_Short problem_
Copy all lines that contain the word "ylabel".

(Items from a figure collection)
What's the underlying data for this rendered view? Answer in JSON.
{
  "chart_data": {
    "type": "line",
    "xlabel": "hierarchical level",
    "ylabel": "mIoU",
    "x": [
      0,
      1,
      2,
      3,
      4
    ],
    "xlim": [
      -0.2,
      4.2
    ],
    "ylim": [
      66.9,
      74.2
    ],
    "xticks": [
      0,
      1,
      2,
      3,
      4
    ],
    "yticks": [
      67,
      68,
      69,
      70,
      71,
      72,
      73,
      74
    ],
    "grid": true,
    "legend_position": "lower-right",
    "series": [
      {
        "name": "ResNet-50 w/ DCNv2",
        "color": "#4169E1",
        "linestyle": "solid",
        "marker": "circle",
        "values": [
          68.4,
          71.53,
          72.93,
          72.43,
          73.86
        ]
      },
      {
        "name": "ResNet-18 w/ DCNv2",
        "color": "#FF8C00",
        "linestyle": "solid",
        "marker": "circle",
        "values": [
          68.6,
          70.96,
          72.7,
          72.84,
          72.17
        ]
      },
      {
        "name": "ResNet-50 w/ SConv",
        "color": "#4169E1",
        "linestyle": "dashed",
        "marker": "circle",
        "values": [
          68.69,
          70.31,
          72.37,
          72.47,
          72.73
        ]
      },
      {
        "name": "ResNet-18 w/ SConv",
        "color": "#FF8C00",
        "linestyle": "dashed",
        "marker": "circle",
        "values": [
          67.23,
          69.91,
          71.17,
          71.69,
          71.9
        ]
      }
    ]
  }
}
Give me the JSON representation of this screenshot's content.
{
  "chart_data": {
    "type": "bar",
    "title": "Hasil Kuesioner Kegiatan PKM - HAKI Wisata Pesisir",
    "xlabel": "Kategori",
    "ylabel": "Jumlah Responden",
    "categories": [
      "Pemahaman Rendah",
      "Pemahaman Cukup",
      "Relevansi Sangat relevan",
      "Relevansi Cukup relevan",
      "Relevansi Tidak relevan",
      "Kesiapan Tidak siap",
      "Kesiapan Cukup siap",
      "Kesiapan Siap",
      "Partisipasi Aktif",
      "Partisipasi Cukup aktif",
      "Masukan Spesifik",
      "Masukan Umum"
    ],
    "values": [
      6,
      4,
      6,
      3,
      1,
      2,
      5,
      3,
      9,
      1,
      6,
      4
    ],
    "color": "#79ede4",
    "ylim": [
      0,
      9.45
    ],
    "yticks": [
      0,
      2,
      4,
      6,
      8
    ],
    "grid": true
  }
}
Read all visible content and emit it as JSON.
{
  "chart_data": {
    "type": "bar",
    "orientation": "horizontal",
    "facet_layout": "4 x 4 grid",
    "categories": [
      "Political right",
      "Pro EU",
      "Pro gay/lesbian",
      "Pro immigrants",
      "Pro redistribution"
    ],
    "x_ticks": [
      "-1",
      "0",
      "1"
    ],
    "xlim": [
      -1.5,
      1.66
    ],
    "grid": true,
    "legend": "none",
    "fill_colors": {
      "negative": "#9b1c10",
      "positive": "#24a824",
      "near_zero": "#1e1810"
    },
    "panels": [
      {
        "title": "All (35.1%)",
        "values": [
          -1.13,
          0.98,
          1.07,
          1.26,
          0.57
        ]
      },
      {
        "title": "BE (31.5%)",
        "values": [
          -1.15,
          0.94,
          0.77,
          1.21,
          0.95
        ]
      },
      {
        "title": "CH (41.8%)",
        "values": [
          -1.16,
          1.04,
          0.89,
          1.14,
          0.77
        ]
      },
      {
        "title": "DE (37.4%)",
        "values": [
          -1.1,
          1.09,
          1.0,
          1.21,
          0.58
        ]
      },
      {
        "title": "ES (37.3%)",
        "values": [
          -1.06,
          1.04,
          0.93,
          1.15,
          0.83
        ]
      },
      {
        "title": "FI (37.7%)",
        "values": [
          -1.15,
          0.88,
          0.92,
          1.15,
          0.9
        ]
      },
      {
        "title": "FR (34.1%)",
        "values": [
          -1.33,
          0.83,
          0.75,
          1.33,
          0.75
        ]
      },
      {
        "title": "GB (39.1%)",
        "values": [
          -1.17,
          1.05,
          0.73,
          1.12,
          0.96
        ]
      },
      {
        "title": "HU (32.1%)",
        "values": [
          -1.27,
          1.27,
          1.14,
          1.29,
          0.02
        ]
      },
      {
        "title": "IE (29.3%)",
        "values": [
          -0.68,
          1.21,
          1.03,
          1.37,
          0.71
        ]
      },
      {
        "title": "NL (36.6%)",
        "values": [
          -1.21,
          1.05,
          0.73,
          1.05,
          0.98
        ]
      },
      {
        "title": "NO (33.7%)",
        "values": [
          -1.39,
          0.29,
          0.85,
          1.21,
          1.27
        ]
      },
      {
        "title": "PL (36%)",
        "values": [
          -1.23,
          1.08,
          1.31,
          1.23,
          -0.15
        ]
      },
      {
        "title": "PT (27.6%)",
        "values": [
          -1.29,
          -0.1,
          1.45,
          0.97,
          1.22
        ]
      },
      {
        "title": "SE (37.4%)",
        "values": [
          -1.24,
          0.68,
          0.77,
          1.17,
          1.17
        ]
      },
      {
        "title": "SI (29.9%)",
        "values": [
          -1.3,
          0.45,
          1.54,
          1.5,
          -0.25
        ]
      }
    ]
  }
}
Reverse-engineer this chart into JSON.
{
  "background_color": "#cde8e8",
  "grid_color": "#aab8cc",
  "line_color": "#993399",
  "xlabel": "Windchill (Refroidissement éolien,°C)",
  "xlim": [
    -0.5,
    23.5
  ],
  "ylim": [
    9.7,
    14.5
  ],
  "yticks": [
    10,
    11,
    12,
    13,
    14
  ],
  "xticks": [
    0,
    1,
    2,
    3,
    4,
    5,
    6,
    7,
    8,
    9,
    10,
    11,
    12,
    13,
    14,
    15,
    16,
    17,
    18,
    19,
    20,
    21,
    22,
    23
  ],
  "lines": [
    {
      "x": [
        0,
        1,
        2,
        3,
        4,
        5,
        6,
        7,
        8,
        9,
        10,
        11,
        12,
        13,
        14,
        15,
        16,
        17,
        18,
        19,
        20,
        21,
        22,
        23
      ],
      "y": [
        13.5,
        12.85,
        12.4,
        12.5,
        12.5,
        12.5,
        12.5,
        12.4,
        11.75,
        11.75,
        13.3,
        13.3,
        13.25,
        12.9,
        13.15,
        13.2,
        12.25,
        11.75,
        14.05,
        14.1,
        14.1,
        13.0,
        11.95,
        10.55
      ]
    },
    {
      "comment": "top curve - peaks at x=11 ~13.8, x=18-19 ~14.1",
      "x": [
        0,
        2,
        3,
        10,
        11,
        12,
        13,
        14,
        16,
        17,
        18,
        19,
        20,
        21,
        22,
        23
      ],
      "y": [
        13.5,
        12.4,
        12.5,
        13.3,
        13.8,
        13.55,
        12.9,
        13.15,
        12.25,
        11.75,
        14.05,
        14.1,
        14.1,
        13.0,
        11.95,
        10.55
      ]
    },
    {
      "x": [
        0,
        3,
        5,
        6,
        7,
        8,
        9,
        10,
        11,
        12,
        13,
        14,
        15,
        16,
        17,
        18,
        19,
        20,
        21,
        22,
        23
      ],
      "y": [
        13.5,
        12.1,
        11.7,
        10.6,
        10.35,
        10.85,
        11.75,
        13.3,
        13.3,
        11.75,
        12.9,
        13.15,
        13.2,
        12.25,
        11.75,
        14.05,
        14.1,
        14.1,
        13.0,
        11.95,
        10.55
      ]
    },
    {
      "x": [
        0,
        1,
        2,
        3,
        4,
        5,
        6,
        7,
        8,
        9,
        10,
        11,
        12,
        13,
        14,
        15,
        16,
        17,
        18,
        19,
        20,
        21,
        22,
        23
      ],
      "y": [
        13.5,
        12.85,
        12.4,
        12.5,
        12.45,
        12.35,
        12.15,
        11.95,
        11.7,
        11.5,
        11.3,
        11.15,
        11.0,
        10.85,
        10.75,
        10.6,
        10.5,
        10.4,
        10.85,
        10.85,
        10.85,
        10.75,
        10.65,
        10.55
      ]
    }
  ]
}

_Reply to the task_
    "ylabel": "mIoU",
    "ylabel": "Jumlah Responden",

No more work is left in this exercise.